▶ **Set exercise**
The data below should be printed in full, exactly, and without any of its images.

Dataset records:
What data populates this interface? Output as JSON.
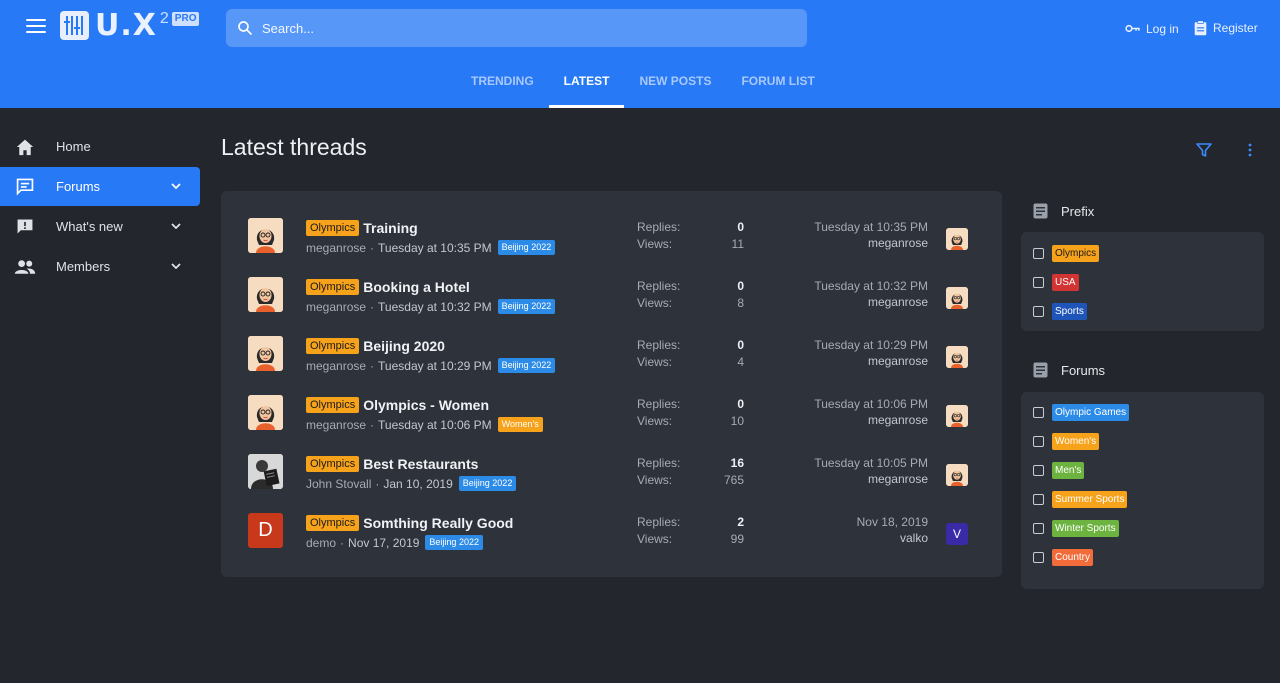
{
  "header": {
    "logo_text": "U.X",
    "logo_sup": "2",
    "logo_pro": "PRO",
    "search_placeholder": "Search...",
    "login_label": "Log in",
    "register_label": "Register",
    "tabs": [
      {
        "label": "TRENDING",
        "active": false
      },
      {
        "label": "LATEST",
        "active": true
      },
      {
        "label": "NEW POSTS",
        "active": false
      },
      {
        "label": "FORUM LIST",
        "active": false
      }
    ],
    "accent_color": "#2879f6"
  },
  "sidebar": {
    "items": [
      {
        "label": "Home",
        "icon": "home-icon",
        "active": false,
        "expandable": false
      },
      {
        "label": "Forums",
        "icon": "forums-icon",
        "active": true,
        "expandable": true
      },
      {
        "label": "What's new",
        "icon": "whats-new-icon",
        "active": false,
        "expandable": true
      },
      {
        "label": "Members",
        "icon": "members-icon",
        "active": false,
        "expandable": true
      }
    ]
  },
  "main": {
    "title": "Latest threads",
    "replies_label": "Replies:",
    "views_label": "Views:",
    "threads": [
      {
        "prefix": "Olympics",
        "title": "Training",
        "author": "meganrose",
        "date": "Tuesday at 10:35 PM",
        "tag": "Beijing 2022",
        "tag_color": "#2d8be8",
        "replies": "0",
        "views": "11",
        "last_date": "Tuesday at 10:35 PM",
        "last_user": "meganrose",
        "avatar": "illustration",
        "last_avatar": "illustration"
      },
      {
        "prefix": "Olympics",
        "title": "Booking a Hotel",
        "author": "meganrose",
        "date": "Tuesday at 10:32 PM",
        "tag": "Beijing 2022",
        "tag_color": "#2d8be8",
        "replies": "0",
        "views": "8",
        "last_date": "Tuesday at 10:32 PM",
        "last_user": "meganrose",
        "avatar": "illustration",
        "last_avatar": "illustration"
      },
      {
        "prefix": "Olympics",
        "title": "Beijing 2020",
        "author": "meganrose",
        "date": "Tuesday at 10:29 PM",
        "tag": "Beijing 2022",
        "tag_color": "#2d8be8",
        "replies": "0",
        "views": "4",
        "last_date": "Tuesday at 10:29 PM",
        "last_user": "meganrose",
        "avatar": "illustration",
        "last_avatar": "illustration"
      },
      {
        "prefix": "Olympics",
        "title": "Olympics - Women",
        "author": "meganrose",
        "date": "Tuesday at 10:06 PM",
        "tag": "Women's",
        "tag_color": "#f7a21b",
        "replies": "0",
        "views": "10",
        "last_date": "Tuesday at 10:06 PM",
        "last_user": "meganrose",
        "avatar": "illustration",
        "last_avatar": "illustration"
      },
      {
        "prefix": "Olympics",
        "title": "Best Restaurants",
        "author": "John Stovall",
        "date": "Jan 10, 2019",
        "tag": "Beijing 2022",
        "tag_color": "#2d8be8",
        "replies": "16",
        "views": "765",
        "last_date": "Tuesday at 10:05 PM",
        "last_user": "meganrose",
        "avatar": "photo",
        "last_avatar": "illustration"
      },
      {
        "prefix": "Olympics",
        "title": "Somthing Really Good",
        "author": "demo",
        "date": "Nov 17, 2019",
        "tag": "Beijing 2022",
        "tag_color": "#2d8be8",
        "replies": "2",
        "views": "99",
        "last_date": "Nov 18, 2019",
        "last_user": "valko",
        "avatar_letter": "D",
        "avatar_color": "#c8381a",
        "last_avatar_letter": "V",
        "last_avatar_color": "#3a2aa8"
      }
    ]
  },
  "filters": {
    "prefix_title": "Prefix",
    "prefix_items": [
      {
        "label": "Olympics",
        "bg": "#f7a21b",
        "fg": "#1a1a1a"
      },
      {
        "label": "USA",
        "bg": "#d23434",
        "fg": "#ffffff"
      },
      {
        "label": "Sports",
        "bg": "#1f55b8",
        "fg": "#ffffff"
      }
    ],
    "forums_title": "Forums",
    "forum_items": [
      {
        "label": "Olympic Games",
        "bg": "#2d8be8",
        "fg": "#ffffff"
      },
      {
        "label": "Women's",
        "bg": "#f7a21b",
        "fg": "#ffffff"
      },
      {
        "label": "Men's",
        "bg": "#6cb33f",
        "fg": "#ffffff"
      },
      {
        "label": "Summer Sports",
        "bg": "#f7a21b",
        "fg": "#ffffff"
      },
      {
        "label": "Winter Sports",
        "bg": "#6cb33f",
        "fg": "#ffffff"
      },
      {
        "label": "Country",
        "bg": "#f26b3a",
        "fg": "#ffffff"
      }
    ]
  }
}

▶ **Result of the task**
What data populates this interface? Output as JSON.
{
  "header": {
    "logo_text": "U.X",
    "logo_sup": "2",
    "logo_pro": "PRO",
    "search_placeholder": "Search...",
    "login_label": "Log in",
    "register_label": "Register",
    "tabs": [
      {
        "label": "TRENDING",
        "active": false
      },
      {
        "label": "LATEST",
        "active": true
      },
      {
        "label": "NEW POSTS",
        "active": false
      },
      {
        "label": "FORUM LIST",
        "active": false
      }
    ],
    "accent_color": "#2879f6"
  },
  "sidebar": {
    "items": [
      {
        "label": "Home",
        "icon": "home-icon",
        "active": false,
        "expandable": false
      },
      {
        "label": "Forums",
        "icon": "forums-icon",
        "active": true,
        "expandable": true
      },
      {
        "label": "What's new",
        "icon": "whats-new-icon",
        "active": false,
        "expandable": true
      },
      {
        "label": "Members",
        "icon": "members-icon",
        "active": false,
        "expandable": true
      }
    ]
  },
  "main": {
    "title": "Latest threads",
    "replies_label": "Replies:",
    "views_label": "Views:",
    "threads": [
      {
        "prefix": "Olympics",
        "title": "Training",
        "author": "meganrose",
        "date": "Tuesday at 10:35 PM",
        "tag": "Beijing 2022",
        "tag_color": "#2d8be8",
        "replies": "0",
        "views": "11",
        "last_date": "Tuesday at 10:35 PM",
        "last_user": "meganrose",
        "avatar": "illustration",
        "last_avatar": "illustration"
      },
      {
        "prefix": "Olympics",
        "title": "Booking a Hotel",
        "author": "meganrose",
        "date": "Tuesday at 10:32 PM",
        "tag": "Beijing 2022",
        "tag_color": "#2d8be8",
        "replies": "0",
        "views": "8",
        "last_date": "Tuesday at 10:32 PM",
        "last_user": "meganrose",
        "avatar": "illustration",
        "last_avatar": "illustration"
      },
      {
        "prefix": "Olympics",
        "title": "Beijing 2020",
        "author": "meganrose",
        "date": "Tuesday at 10:29 PM",
        "tag": "Beijing 2022",
        "tag_color": "#2d8be8",
        "replies": "0",
        "views": "4",
        "last_date": "Tuesday at 10:29 PM",
        "last_user": "meganrose",
        "avatar": "illustration",
        "last_avatar": "illustration"
      },
      {
        "prefix": "Olympics",
        "title": "Olympics - Women",
        "author": "meganrose",
        "date": "Tuesday at 10:06 PM",
        "tag": "Women's",
        "tag_color": "#f7a21b",
        "replies": "0",
        "views": "10",
        "last_date": "Tuesday at 10:06 PM",
        "last_user": "meganrose",
        "avatar": "illustration",
        "last_avatar": "illustration"
      },
      {
        "prefix": "Olympics",
        "title": "Best Restaurants",
        "author": "John Stovall",
        "date": "Jan 10, 2019",
        "tag": "Beijing 2022",
        "tag_color": "#2d8be8",
        "replies": "16",
        "views": "765",
        "last_date": "Tuesday at 10:05 PM",
        "last_user": "meganrose",
        "avatar": "photo",
        "last_avatar": "illustration"
      },
      {
        "prefix": "Olympics",
        "title": "Somthing Really Good",
        "author": "demo",
        "date": "Nov 17, 2019",
        "tag": "Beijing 2022",
        "tag_color": "#2d8be8",
        "replies": "2",
        "views": "99",
        "last_date": "Nov 18, 2019",
        "last_user": "valko",
        "avatar_letter": "D",
        "avatar_color": "#c8381a",
        "last_avatar_letter": "V",
        "last_avatar_color": "#3a2aa8"
      }
    ]
  },
  "filters": {
    "prefix_title": "Prefix",
    "prefix_items": [
      {
        "label": "Olympics",
        "bg": "#f7a21b",
        "fg": "#1a1a1a"
      },
      {
        "label": "USA",
        "bg": "#d23434",
        "fg": "#ffffff"
      },
      {
        "label": "Sports",
        "bg": "#1f55b8",
        "fg": "#ffffff"
      }
    ],
    "forums_title": "Forums",
    "forum_items": [
      {
        "label": "Olympic Games",
        "bg": "#2d8be8",
        "fg": "#ffffff"
      },
      {
        "label": "Women's",
        "bg": "#f7a21b",
        "fg": "#ffffff"
      },
      {
        "label": "Men's",
        "bg": "#6cb33f",
        "fg": "#ffffff"
      },
      {
        "label": "Summer Sports",
        "bg": "#f7a21b",
        "fg": "#ffffff"
      },
      {
        "label": "Winter Sports",
        "bg": "#6cb33f",
        "fg": "#ffffff"
      },
      {
        "label": "Country",
        "bg": "#f26b3a",
        "fg": "#ffffff"
      }
    ]
  }
}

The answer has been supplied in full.